*Written task*. Repeat each line exactly, leaving nothing out.

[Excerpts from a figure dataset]

▬▬▬▬▬▬▬▬▬▬

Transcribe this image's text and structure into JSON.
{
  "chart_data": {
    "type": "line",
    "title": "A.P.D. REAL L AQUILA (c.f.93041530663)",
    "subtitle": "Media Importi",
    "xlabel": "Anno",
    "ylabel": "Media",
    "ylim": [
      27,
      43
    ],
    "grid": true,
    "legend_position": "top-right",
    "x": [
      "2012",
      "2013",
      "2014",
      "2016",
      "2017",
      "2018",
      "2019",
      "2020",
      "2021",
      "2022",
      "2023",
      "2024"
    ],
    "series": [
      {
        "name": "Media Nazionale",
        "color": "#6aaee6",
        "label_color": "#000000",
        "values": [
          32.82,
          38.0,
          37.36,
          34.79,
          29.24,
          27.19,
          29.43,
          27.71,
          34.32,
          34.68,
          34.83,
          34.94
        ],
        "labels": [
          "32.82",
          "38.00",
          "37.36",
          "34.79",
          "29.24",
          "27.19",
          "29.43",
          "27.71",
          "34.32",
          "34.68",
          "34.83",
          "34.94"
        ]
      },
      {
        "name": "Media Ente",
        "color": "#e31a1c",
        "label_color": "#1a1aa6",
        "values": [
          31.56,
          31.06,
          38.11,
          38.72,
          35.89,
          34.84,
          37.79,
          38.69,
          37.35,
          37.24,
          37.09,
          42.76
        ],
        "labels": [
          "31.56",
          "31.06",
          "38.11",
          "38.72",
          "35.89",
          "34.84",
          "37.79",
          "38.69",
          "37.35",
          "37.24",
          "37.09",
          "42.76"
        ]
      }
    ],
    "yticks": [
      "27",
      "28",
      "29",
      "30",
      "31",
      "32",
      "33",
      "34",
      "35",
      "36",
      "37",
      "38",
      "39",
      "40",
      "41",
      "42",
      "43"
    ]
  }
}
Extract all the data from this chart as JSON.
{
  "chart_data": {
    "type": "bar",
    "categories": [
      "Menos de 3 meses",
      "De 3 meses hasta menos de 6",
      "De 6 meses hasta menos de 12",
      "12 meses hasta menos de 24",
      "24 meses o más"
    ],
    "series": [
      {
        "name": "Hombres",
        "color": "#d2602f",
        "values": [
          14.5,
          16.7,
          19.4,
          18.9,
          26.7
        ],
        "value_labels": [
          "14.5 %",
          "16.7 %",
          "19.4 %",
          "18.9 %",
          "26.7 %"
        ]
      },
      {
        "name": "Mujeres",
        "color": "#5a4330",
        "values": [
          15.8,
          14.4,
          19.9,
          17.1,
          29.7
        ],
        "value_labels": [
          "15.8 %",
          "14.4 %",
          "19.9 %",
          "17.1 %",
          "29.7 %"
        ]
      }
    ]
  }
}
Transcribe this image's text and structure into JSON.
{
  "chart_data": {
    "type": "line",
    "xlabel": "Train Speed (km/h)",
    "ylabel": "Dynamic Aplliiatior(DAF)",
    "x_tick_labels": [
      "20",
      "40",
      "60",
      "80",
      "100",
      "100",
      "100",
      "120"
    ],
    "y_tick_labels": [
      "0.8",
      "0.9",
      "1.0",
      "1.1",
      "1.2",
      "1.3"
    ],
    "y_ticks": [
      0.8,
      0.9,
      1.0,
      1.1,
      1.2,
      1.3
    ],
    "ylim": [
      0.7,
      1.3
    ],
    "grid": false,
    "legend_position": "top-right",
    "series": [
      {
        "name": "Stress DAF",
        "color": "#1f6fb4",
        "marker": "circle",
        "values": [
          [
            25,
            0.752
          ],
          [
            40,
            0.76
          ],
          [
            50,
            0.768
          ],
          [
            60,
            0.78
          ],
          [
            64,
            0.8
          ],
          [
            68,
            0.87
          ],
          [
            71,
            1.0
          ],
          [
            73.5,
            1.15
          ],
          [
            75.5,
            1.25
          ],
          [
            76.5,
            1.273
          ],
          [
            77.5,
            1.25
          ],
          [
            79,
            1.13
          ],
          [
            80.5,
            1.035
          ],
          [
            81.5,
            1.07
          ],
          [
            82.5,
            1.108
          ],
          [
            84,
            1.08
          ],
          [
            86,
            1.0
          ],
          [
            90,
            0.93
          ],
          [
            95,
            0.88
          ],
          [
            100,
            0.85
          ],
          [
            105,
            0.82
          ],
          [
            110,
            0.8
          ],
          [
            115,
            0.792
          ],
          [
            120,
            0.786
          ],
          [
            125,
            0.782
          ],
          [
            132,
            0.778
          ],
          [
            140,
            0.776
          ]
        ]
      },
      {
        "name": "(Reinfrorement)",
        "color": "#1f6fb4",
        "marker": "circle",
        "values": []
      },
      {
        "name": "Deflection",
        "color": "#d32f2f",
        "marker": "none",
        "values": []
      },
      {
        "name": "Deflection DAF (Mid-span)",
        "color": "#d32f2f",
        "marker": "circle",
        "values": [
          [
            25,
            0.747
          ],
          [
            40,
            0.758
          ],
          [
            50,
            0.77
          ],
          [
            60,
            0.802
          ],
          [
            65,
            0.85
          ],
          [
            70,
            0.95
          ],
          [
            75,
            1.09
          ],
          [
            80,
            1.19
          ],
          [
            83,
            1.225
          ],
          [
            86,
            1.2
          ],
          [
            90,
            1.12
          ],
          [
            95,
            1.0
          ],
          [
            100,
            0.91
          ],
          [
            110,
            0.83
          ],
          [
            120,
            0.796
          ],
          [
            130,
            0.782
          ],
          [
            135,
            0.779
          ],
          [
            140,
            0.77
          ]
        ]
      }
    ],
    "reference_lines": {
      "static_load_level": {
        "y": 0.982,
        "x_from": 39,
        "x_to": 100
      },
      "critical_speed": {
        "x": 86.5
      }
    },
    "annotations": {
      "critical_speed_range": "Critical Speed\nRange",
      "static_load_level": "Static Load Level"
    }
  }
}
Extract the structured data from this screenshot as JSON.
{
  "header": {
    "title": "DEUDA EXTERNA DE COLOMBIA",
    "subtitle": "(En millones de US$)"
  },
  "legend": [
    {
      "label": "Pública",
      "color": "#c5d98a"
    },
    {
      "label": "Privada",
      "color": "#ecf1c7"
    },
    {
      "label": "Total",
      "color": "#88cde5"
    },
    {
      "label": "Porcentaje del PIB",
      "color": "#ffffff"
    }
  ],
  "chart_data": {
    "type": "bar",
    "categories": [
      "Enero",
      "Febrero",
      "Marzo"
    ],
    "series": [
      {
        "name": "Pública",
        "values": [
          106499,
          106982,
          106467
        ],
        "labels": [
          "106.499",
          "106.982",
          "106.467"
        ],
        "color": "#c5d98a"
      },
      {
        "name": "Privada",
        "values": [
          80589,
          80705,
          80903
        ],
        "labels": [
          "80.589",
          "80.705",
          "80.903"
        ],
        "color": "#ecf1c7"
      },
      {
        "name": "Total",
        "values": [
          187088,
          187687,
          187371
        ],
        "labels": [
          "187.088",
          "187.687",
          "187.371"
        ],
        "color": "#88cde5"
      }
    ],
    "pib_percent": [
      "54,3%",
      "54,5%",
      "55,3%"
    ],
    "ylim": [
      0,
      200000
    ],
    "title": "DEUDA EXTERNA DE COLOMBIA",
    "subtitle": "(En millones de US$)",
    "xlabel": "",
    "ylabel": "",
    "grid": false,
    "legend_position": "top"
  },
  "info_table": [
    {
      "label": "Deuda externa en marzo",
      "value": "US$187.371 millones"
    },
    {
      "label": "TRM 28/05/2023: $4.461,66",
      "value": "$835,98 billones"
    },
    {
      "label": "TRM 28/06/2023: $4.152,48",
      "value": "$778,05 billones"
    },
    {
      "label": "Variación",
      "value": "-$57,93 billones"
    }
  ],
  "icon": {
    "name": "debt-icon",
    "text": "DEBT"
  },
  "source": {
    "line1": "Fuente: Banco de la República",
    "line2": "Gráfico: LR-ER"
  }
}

▬▬▬▬▬▬▬▬▬▬

*Written solution*.
Transcribe this image's text and structure into JSON.
{
  "chart_data": {
    "type": "line",
    "title": "A.P.D. REAL L AQUILA (c.f.93041530663)",
    "subtitle": "Media Importi",
    "xlabel": "Anno",
    "ylabel": "Media",
    "ylim": [
      27,
      43
    ],
    "grid": true,
    "legend_position": "top-right",
    "x": [
      "2012",
      "2013",
      "2014",
      "2016",
      "2017",
      "2018",
      "2019",
      "2020",
      "2021",
      "2022",
      "2023",
      "2024"
    ],
    "series": [
      {
        "name": "Media Nazionale",
        "color": "#6aaee6",
        "label_color": "#000000",
        "values": [
          32.82,
          38.0,
          37.36,
          34.79,
          29.24,
          27.19,
          29.43,
          27.71,
          34.32,
          34.68,
          34.83,
          34.94
        ],
        "labels": [
          "32.82",
          "38.00",
          "37.36",
          "34.79",
          "29.24",
          "27.19",
          "29.43",
          "27.71",
          "34.32",
          "34.68",
          "34.83",
          "34.94"
        ]
      },
      {
        "name": "Media Ente",
        "color": "#e31a1c",
        "label_color": "#1a1aa6",
        "values": [
          31.56,
          31.06,
          38.11,
          38.72,
          35.89,
          34.84,
          37.79,
          38.69,
          37.35,
          37.24,
          37.09,
          42.76
        ],
        "labels": [
          "31.56",
          "31.06",
          "38.11",
          "38.72",
          "35.89",
          "34.84",
          "37.79",
          "38.69",
          "37.35",
          "37.24",
          "37.09",
          "42.76"
        ]
      }
    ],
    "yticks": [
      "27",
      "28",
      "29",
      "30",
      "31",
      "32",
      "33",
      "34",
      "35",
      "36",
      "37",
      "38",
      "39",
      "40",
      "41",
      "42",
      "43"
    ]
  }
}
Extract all the data from this chart as JSON.
{
  "chart_data": {
    "type": "bar",
    "categories": [
      "Menos de 3 meses",
      "De 3 meses hasta menos de 6",
      "De 6 meses hasta menos de 12",
      "12 meses hasta menos de 24",
      "24 meses o más"
    ],
    "series": [
      {
        "name": "Hombres",
        "color": "#d2602f",
        "values": [
          14.5,
          16.7,
          19.4,
          18.9,
          26.7
        ],
        "value_labels": [
          "14.5 %",
          "16.7 %",
          "19.4 %",
          "18.9 %",
          "26.7 %"
        ]
      },
      {
        "name": "Mujeres",
        "color": "#5a4330",
        "values": [
          15.8,
          14.4,
          19.9,
          17.1,
          29.7
        ],
        "value_labels": [
          "15.8 %",
          "14.4 %",
          "19.9 %",
          "17.1 %",
          "29.7 %"
        ]
      }
    ]
  }
}
Transcribe this image's text and structure into JSON.
{
  "chart_data": {
    "type": "line",
    "xlabel": "Train Speed (km/h)",
    "ylabel": "Dynamic Aplliiatior(DAF)",
    "x_tick_labels": [
      "20",
      "40",
      "60",
      "80",
      "100",
      "100",
      "100",
      "120"
    ],
    "y_tick_labels": [
      "0.8",
      "0.9",
      "1.0",
      "1.1",
      "1.2",
      "1.3"
    ],
    "y_ticks": [
      0.8,
      0.9,
      1.0,
      1.1,
      1.2,
      1.3
    ],
    "ylim": [
      0.7,
      1.3
    ],
    "grid": false,
    "legend_position": "top-right",
    "series": [
      {
        "name": "Stress DAF",
        "color": "#1f6fb4",
        "marker": "circle",
        "values": [
          [
            25,
            0.752
          ],
          [
            40,
            0.76
          ],
          [
            50,
            0.768
          ],
          [
            60,
            0.78
          ],
          [
            64,
            0.8
          ],
          [
            68,
            0.87
          ],
          [
            71,
            1.0
          ],
          [
            73.5,
            1.15
          ],
          [
            75.5,
            1.25
          ],
          [
            76.5,
            1.273
          ],
          [
            77.5,
            1.25
          ],
          [
            79,
            1.13
          ],
          [
            80.5,
            1.035
          ],
          [
            81.5,
            1.07
          ],
          [
            82.5,
            1.108
          ],
          [
            84,
            1.08
          ],
          [
            86,
            1.0
          ],
          [
            90,
            0.93
          ],
          [
            95,
            0.88
          ],
          [
            100,
            0.85
          ],
          [
            105,
            0.82
          ],
          [
            110,
            0.8
          ],
          [
            115,
            0.792
          ],
          [
            120,
            0.786
          ],
          [
            125,
            0.782
          ],
          [
            132,
            0.778
          ],
          [
            140,
            0.776
          ]
        ]
      },
      {
        "name": "(Reinfrorement)",
        "color": "#1f6fb4",
        "marker": "circle",
        "values": []
      },
      {
        "name": "Deflection",
        "color": "#d32f2f",
        "marker": "none",
        "values": []
      },
      {
        "name": "Deflection DAF (Mid-span)",
        "color": "#d32f2f",
        "marker": "circle",
        "values": [
          [
            25,
            0.747
          ],
          [
            40,
            0.758
          ],
          [
            50,
            0.77
          ],
          [
            60,
            0.802
          ],
          [
            65,
            0.85
          ],
          [
            70,
            0.95
          ],
          [
            75,
            1.09
          ],
          [
            80,
            1.19
          ],
          [
            83,
            1.225
          ],
          [
            86,
            1.2
          ],
          [
            90,
            1.12
          ],
          [
            95,
            1.0
          ],
          [
            100,
            0.91
          ],
          [
            110,
            0.83
          ],
          [
            120,
            0.796
          ],
          [
            130,
            0.782
          ],
          [
            135,
            0.779
          ],
          [
            140,
            0.77
          ]
        ]
      }
    ],
    "reference_lines": {
      "static_load_level": {
        "y": 0.982,
        "x_from": 39,
        "x_to": 100
      },
      "critical_speed": {
        "x": 86.5
      }
    },
    "annotations": {
      "critical_speed_range": "Critical Speed\nRange",
      "static_load_level": "Static Load Level"
    }
  }
}
Extract the structured data from this screenshot as JSON.
{
  "header": {
    "title": "DEUDA EXTERNA DE COLOMBIA",
    "subtitle": "(En millones de US$)"
  },
  "legend": [
    {
      "label": "Pública",
      "color": "#c5d98a"
    },
    {
      "label": "Privada",
      "color": "#ecf1c7"
    },
    {
      "label": "Total",
      "color": "#88cde5"
    },
    {
      "label": "Porcentaje del PIB",
      "color": "#ffffff"
    }
  ],
  "chart_data": {
    "type": "bar",
    "categories": [
      "Enero",
      "Febrero",
      "Marzo"
    ],
    "series": [
      {
        "name": "Pública",
        "values": [
          106499,
          106982,
          106467
        ],
        "labels": [
          "106.499",
          "106.982",
          "106.467"
        ],
        "color": "#c5d98a"
      },
      {
        "name": "Privada",
        "values": [
          80589,
          80705,
          80903
        ],
        "labels": [
          "80.589",
          "80.705",
          "80.903"
        ],
        "color": "#ecf1c7"
      },
      {
        "name": "Total",
        "values": [
          187088,
          187687,
          187371
        ],
        "labels": [
          "187.088",
          "187.687",
          "187.371"
        ],
        "color": "#88cde5"
      }
    ],
    "pib_percent": [
      "54,3%",
      "54,5%",
      "55,3%"
    ],
    "ylim": [
      0,
      200000
    ],
    "title": "DEUDA EXTERNA DE COLOMBIA",
    "subtitle": "(En millones de US$)",
    "xlabel": "",
    "ylabel": "",
    "grid": false,
    "legend_position": "top"
  },
  "info_table": [
    {
      "label": "Deuda externa en marzo",
      "value": "US$187.371 millones"
    },
    {
      "label": "TRM 28/05/2023: $4.461,66",
      "value": "$835,98 billones"
    },
    {
      "label": "TRM 28/06/2023: $4.152,48",
      "value": "$778,05 billones"
    },
    {
      "label": "Variación",
      "value": "-$57,93 billones"
    }
  ],
  "icon": {
    "name": "debt-icon",
    "text": "DEBT"
  },
  "source": {
    "line1": "Fuente: Banco de la República",
    "line2": "Gráfico: LR-ER"
  }
}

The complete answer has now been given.